» **Your task**
Locate the string "name" in the listing below. Copy every line where it is found.

***** Provided information

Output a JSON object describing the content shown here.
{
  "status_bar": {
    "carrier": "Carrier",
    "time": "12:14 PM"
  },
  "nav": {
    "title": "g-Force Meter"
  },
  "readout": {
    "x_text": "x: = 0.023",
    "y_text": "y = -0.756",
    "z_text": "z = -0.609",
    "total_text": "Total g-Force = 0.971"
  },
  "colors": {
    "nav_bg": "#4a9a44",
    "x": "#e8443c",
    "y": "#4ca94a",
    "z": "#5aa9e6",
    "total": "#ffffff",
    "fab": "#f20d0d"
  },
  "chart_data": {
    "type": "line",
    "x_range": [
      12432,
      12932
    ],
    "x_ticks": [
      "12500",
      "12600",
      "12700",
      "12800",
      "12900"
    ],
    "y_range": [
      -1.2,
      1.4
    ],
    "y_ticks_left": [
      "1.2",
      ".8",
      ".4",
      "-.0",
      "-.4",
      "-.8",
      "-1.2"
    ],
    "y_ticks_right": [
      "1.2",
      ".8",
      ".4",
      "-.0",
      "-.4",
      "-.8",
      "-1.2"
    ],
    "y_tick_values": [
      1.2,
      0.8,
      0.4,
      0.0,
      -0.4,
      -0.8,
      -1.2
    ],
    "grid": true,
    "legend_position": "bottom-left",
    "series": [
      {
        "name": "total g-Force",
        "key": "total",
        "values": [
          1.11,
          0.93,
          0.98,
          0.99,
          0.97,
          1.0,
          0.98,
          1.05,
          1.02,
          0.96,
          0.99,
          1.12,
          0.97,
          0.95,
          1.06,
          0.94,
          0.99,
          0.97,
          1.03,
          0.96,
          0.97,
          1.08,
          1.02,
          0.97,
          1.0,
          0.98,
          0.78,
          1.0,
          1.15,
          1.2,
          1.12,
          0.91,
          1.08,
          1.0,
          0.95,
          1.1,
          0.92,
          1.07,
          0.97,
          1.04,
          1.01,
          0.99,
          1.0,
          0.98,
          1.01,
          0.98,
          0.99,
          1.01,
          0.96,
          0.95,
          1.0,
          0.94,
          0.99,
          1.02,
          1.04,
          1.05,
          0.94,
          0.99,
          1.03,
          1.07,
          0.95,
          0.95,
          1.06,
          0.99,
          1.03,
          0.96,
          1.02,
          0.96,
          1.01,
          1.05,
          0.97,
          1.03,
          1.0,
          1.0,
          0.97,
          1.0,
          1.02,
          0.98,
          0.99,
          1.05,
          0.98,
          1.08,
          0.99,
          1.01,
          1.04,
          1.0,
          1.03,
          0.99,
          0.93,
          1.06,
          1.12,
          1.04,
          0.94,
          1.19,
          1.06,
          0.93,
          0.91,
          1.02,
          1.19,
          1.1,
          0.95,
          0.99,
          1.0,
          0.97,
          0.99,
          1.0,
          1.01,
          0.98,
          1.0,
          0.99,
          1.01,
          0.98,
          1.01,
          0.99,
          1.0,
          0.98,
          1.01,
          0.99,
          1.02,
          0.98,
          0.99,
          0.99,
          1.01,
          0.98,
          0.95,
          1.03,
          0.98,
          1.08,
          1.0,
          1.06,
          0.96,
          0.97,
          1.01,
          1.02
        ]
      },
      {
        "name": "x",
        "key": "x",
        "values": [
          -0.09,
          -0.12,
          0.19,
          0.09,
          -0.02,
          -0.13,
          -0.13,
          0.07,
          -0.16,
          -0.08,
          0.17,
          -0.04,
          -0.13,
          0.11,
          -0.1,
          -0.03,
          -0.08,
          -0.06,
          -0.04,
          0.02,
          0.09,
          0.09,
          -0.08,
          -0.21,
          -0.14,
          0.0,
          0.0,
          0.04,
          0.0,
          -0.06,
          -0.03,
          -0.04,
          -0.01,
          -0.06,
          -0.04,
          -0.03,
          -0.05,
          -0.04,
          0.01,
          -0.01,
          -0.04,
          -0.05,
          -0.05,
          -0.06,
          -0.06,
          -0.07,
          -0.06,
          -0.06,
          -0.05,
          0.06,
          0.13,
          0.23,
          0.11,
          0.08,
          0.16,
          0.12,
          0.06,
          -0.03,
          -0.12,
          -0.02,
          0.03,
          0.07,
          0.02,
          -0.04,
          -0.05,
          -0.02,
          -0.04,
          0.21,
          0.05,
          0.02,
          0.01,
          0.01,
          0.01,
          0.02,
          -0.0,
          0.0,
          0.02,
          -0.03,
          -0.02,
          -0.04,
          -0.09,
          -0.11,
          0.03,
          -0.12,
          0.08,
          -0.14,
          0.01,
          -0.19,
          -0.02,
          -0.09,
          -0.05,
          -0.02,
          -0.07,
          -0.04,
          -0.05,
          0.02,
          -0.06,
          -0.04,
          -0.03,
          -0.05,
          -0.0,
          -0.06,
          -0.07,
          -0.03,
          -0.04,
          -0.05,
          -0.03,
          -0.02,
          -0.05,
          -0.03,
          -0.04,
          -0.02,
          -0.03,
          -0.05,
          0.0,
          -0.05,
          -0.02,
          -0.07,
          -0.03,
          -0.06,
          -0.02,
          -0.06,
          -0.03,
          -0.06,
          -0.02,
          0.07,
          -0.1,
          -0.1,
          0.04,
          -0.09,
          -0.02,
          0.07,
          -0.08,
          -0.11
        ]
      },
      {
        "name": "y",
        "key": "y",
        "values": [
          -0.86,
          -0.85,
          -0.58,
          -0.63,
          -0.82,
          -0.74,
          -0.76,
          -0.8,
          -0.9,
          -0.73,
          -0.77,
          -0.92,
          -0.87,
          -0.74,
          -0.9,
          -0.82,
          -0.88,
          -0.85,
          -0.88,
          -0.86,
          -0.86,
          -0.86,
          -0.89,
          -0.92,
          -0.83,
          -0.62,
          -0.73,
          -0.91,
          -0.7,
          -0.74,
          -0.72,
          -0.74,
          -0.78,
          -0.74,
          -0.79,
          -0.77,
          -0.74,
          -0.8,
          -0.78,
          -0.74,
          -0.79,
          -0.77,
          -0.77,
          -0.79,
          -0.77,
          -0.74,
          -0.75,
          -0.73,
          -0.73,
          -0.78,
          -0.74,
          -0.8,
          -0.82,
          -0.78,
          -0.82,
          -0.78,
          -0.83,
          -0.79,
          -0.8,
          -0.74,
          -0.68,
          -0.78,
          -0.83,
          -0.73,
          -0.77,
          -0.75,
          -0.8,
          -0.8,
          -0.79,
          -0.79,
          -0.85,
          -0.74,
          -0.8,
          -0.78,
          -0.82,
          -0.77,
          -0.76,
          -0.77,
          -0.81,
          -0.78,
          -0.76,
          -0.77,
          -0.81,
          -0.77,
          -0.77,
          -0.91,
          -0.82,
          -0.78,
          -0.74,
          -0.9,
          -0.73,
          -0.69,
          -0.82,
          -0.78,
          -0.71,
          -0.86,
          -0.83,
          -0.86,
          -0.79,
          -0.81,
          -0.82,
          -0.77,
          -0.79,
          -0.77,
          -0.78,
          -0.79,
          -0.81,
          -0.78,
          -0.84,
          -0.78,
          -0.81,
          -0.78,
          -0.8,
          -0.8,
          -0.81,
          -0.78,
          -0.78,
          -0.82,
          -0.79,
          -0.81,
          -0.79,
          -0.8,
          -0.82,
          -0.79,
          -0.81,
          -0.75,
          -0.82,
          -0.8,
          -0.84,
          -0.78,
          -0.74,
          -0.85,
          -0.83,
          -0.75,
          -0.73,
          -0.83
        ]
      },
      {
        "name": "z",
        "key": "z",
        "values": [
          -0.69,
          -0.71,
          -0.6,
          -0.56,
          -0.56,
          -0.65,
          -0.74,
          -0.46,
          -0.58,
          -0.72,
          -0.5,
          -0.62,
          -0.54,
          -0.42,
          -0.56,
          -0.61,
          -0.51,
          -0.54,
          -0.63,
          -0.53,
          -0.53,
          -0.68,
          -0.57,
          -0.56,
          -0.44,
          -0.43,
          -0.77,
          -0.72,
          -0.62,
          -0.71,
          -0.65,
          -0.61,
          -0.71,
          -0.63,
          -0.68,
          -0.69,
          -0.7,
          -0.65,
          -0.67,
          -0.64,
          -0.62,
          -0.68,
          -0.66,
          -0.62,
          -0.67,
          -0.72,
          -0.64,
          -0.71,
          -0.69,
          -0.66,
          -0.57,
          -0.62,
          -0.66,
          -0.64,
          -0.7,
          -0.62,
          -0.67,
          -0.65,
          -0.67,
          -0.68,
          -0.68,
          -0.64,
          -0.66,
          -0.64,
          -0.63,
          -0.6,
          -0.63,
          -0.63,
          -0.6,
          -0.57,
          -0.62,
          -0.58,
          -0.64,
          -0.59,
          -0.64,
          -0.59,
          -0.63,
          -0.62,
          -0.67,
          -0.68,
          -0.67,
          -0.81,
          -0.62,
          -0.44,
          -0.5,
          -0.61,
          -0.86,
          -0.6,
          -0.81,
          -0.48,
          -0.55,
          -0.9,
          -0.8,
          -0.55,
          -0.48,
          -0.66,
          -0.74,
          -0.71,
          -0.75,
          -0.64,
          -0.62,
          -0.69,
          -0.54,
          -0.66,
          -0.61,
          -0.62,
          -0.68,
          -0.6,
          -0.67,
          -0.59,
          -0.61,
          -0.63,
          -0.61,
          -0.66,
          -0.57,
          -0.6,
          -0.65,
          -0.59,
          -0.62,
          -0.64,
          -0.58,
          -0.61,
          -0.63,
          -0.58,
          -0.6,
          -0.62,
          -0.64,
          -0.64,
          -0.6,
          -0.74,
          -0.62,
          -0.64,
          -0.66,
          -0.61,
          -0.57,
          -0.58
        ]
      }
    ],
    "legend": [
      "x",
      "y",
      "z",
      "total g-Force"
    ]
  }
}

**********

» **Completed task**
        "name": "total g-Force",
        "name": "x",
        "name": "y",
        "name": "z",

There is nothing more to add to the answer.